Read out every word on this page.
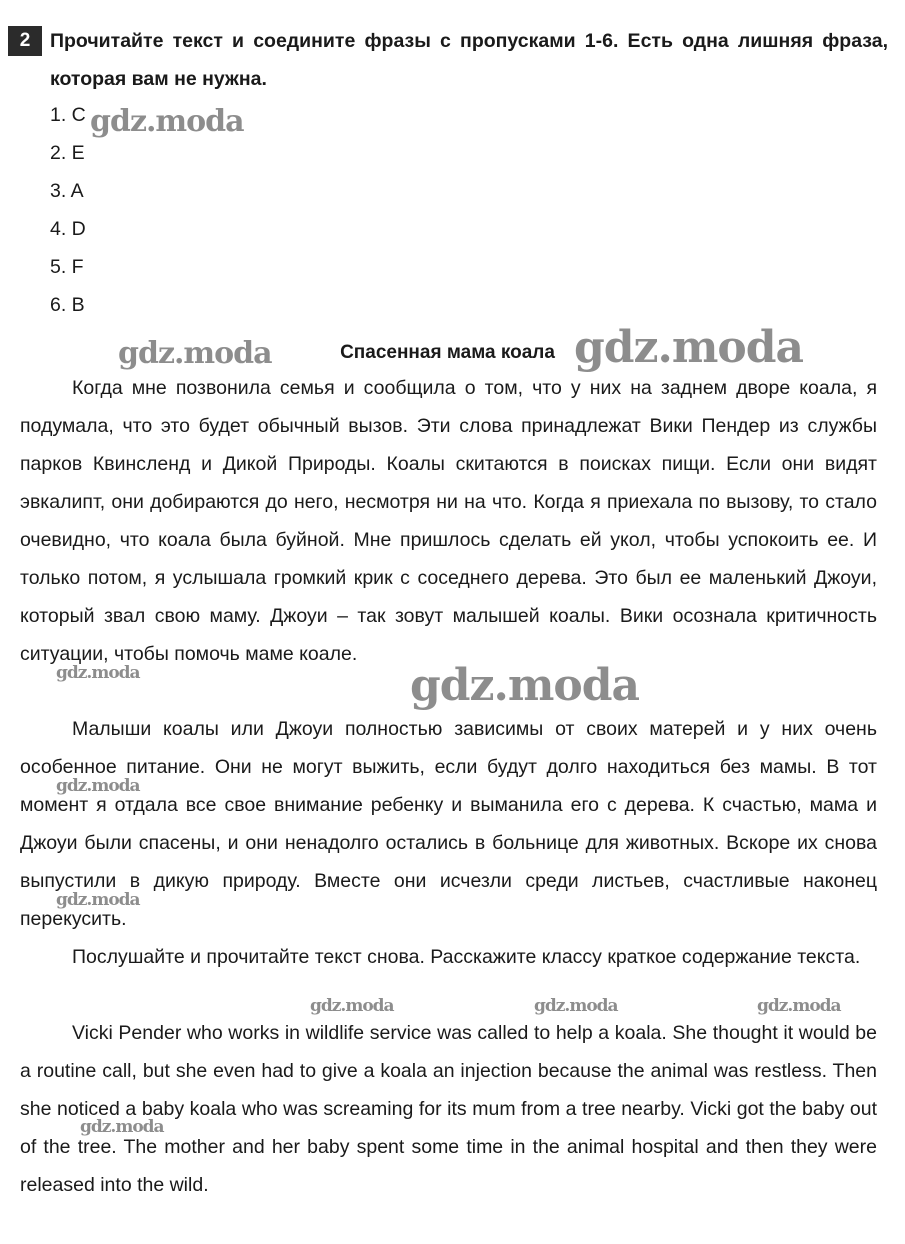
2	Прочитайте текст и соедините фразы с пропусками 1-6. Есть одна лишняя фраза, которая вам не нужна.
1. C
2. E
3. A
4. D
5. F
6. B
Спасенная мама коала

Когда мне позвонила семья и сообщила о том, что у них на заднем дворе коала, я подумала, что это будет обычный вызов. Эти слова принадлежат Вики Пендер из службы парков Квинсленд и Дикой Природы. Коалы скитаются в поисках пищи. Если они видят эвкалипт, они добираются до него, несмотря ни на что. Когда я приехала по вызову, то стало очевидно, что коала была буйной. Мне пришлось сделать ей укол, чтобы успокоить ее. И только потом, я услышала громкий крик с соседнего дерева. Это был ее маленький Джоуи, который звал свою маму. Джоуи – так зовут малышей коалы. Вики осознала критичность ситуации, чтобы помочь маме коале.

Малыши коалы или Джоуи полностью зависимы от своих матерей и у них очень особенное питание. Они не могут выжить, если будут долго находиться без мамы. В тот момент я отдала все свое внимание ребенку и выманила его с дерева. К счастью, мама и Джоуи были спасены, и они ненадолго остались в больнице для животных. Вскоре их снова выпустили в дикую природу. Вместе они исчезли среди листьев, счастливые наконец перекусить.

Послушайте и прочитайте текст снова. Расскажите классу краткое содержание текста.

Vicki Pender who works in wildlife service was called to help a koala. She thought it would be a routine call, but she even had to give a koala an injection because the animal was restless. Then she noticed a baby koala who was screaming for its mum from a tree nearby. Vicki got the baby out of the tree. The mother and her baby spent some time in the animal hospital and then they were released into the wild.

gdz.moda
gdz.moda	gdz.moda
gdz.moda
gdz.moda
gdz.moda
gdz.moda
gdz.moda	gdz.moda	gdz.moda
gdz.moda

WHAT TO WORK ON => Sift the material for lines with the string "коала". Copy each one found.

THE COMPLETED TASK =>
Спасенная мама коала
Когда мне позвонила семья и сообщила о том, что у них на заднем дворе коала, я подумала, что это будет обычный вызов. Эти слова принадлежат Вики Пендер из службы парков Квинсленд и Дикой Природы. Коалы скитаются в поисках пищи. Если они видят эвкалипт, они добираются до него, несмотря ни на что. Когда я приехала по вызову, то стало очевидно, что коала была буйной. Мне пришлось сделать ей укол, чтобы успокоить ее. И только потом, я услышала громкий крик с соседнего дерева. Это был ее маленький Джоуи, который звал свою маму. Джоуи – так зовут малышей коалы. Вики осознала критичность ситуации, чтобы помочь маме коале.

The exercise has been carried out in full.